▶ [REQUIRED TASK] Please change "hours" to "time (h)" in the records from the line holding "Segment this screenshot: for" through the line holding "y-tick-label: 69.20: [35, 275, 72, 290]", inclusive. Write out only those lines again, with nothing else altered.
--- START ---
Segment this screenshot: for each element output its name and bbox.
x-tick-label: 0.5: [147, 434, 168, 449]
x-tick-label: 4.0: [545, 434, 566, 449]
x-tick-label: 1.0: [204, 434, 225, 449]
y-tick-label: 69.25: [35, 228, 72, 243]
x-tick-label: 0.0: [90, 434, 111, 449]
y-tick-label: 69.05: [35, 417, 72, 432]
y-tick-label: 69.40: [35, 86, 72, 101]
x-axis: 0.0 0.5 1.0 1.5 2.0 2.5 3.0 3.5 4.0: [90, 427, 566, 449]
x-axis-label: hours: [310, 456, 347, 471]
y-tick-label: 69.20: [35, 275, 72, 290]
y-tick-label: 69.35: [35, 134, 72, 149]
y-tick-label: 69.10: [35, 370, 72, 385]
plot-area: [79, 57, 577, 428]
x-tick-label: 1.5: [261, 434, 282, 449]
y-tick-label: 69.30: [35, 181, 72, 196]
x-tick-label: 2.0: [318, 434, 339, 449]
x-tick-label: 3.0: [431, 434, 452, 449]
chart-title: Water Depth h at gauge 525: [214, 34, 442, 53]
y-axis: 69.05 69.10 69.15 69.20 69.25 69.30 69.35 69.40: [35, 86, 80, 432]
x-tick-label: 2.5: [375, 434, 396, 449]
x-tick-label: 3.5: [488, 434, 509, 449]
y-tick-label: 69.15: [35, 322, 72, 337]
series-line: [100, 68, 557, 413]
--- END ---
--- START ---
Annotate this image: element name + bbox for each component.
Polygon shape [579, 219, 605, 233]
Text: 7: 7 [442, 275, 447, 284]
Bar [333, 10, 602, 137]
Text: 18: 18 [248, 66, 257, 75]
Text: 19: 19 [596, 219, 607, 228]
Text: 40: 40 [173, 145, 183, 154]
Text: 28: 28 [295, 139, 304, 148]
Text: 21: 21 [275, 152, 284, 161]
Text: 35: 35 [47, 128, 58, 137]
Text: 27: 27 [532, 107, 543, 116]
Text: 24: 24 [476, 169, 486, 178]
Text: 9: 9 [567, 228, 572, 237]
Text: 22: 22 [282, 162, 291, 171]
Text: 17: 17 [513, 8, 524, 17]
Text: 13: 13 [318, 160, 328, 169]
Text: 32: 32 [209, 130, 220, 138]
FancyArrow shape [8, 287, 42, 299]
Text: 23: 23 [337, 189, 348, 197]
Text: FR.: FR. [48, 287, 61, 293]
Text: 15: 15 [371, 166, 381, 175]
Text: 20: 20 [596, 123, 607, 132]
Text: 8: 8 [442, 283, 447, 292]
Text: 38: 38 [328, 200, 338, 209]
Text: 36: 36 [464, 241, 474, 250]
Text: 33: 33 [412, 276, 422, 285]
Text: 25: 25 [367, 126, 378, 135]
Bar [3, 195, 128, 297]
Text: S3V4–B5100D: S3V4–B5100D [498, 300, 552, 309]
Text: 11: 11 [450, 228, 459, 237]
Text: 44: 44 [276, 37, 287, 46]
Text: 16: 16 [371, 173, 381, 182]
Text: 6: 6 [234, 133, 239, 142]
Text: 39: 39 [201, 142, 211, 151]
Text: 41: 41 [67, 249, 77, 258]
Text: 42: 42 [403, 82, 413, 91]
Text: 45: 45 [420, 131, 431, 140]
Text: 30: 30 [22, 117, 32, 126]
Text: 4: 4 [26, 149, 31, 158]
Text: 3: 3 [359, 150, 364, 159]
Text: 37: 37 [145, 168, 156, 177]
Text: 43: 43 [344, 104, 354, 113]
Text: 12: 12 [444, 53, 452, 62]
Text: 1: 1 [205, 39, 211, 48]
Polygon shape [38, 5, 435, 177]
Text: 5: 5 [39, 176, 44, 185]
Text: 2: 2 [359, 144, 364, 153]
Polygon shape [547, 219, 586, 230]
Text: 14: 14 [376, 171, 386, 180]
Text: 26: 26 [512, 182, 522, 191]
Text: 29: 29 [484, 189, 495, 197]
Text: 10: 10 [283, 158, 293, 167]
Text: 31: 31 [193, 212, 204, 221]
--- END ---
▶ [PROBLEM SOLUTION]
Segment this screenshot: for each element output its name and bbox.
x-tick-label: 0.5: [147, 434, 168, 449]
x-tick-label: 4.0: [545, 434, 566, 449]
x-tick-label: 1.0: [204, 434, 225, 449]
y-tick-label: 69.25: [35, 228, 72, 243]
x-tick-label: 0.0: [90, 434, 111, 449]
y-tick-label: 69.05: [35, 417, 72, 432]
y-tick-label: 69.40: [35, 86, 72, 101]
x-axis: 0.0 0.5 1.0 1.5 2.0 2.5 3.0 3.5 4.0: [90, 427, 566, 449]
x-axis-label: time (h): [310, 456, 347, 471]
y-tick-label: 69.20: [35, 275, 72, 290]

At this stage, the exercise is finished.